Among the lines below, count those with "ylabel". Give the total alone.
───── Records to process ─────
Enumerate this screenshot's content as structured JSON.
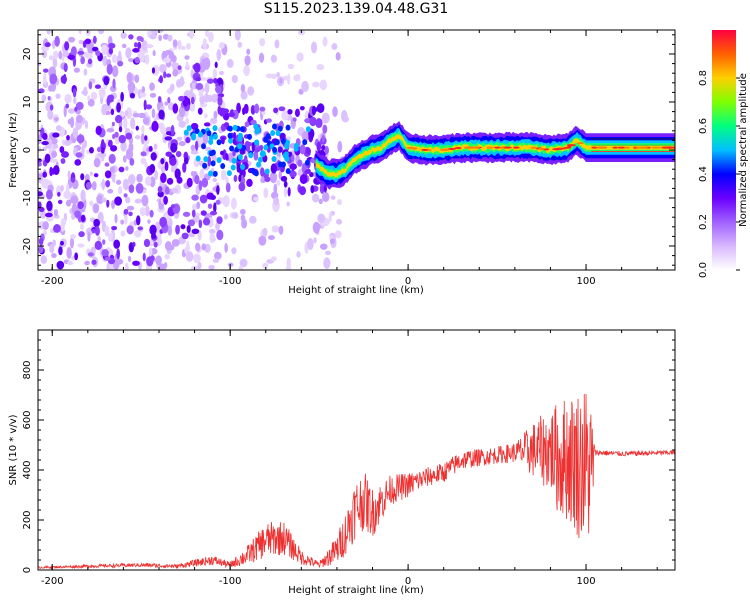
{
  "title": "S115.2023.139.04.48.G31",
  "chart_data": [
    {
      "type": "heatmap",
      "xlabel": "Height of straight line (km)",
      "ylabel": "Frequency (Hz)",
      "xlim": [
        -208,
        150
      ],
      "ylim": [
        -25,
        25
      ],
      "x_ticks": [
        -200,
        -100,
        0,
        100
      ],
      "y_ticks": [
        -20,
        -10,
        0,
        10,
        20
      ],
      "colorbar": {
        "label": "Normalized spectral amplitude",
        "range": [
          0.0,
          1.0
        ],
        "ticks": [
          0.0,
          0.2,
          0.4,
          0.6,
          0.8
        ],
        "colors": [
          "#ffffff",
          "#d8b8ff",
          "#a060ff",
          "#6a00ff",
          "#0000ff",
          "#00c0ff",
          "#00ff80",
          "#80ff00",
          "#ffd000",
          "#ff6000",
          "#ff0040"
        ]
      },
      "ridge": {
        "x": [
          -52,
          -45,
          -40,
          -35,
          -30,
          -25,
          -20,
          -15,
          -10,
          -5,
          0,
          10,
          20,
          30,
          40,
          50,
          60,
          70,
          80,
          90,
          95,
          100,
          110,
          120,
          130,
          140,
          150
        ],
        "frequency": [
          -3,
          -5,
          -5,
          -4,
          -2,
          -1,
          0,
          0.5,
          2,
          3,
          0.5,
          0,
          0,
          0.5,
          0.5,
          0.5,
          0.5,
          0.5,
          0,
          0.5,
          2,
          0.5,
          0.5,
          0.5,
          0.5,
          0.5,
          0.5
        ]
      },
      "scatter_region": {
        "x": [
          -208,
          -55
        ],
        "frequency": [
          -25,
          25
        ]
      }
    },
    {
      "type": "line",
      "xlabel": "Height of straight line (km)",
      "ylabel": "SNR (10 * v/v)",
      "xlim": [
        -208,
        150
      ],
      "ylim": [
        0,
        960
      ],
      "x_ticks": [
        -200,
        -100,
        0,
        100
      ],
      "y_ticks": [
        0,
        200,
        400,
        600,
        800
      ],
      "color": "#ee3030",
      "series": [
        {
          "x": [
            -208,
            -180,
            -150,
            -130,
            -110,
            -100,
            -90,
            -80,
            -70,
            -60,
            -50,
            -40,
            -35,
            -30,
            -25,
            -20,
            -10,
            0,
            10,
            20,
            30,
            40,
            50,
            60,
            70,
            80,
            85,
            90,
            95,
            100,
            103,
            105,
            120,
            150
          ],
          "y": [
            10,
            15,
            20,
            15,
            40,
            20,
            60,
            120,
            130,
            50,
            20,
            80,
            150,
            240,
            280,
            230,
            320,
            340,
            370,
            390,
            440,
            450,
            460,
            470,
            480,
            480,
            440,
            450,
            430,
            420,
            400,
            470,
            465,
            470
          ],
          "amplitude": [
            4,
            6,
            8,
            8,
            20,
            12,
            40,
            70,
            70,
            30,
            12,
            60,
            90,
            120,
            120,
            100,
            60,
            50,
            40,
            40,
            40,
            35,
            35,
            40,
            110,
            170,
            240,
            260,
            300,
            330,
            300,
            12,
            10,
            10
          ]
        }
      ]
    }
  ]
}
─────
#### [Response below]
2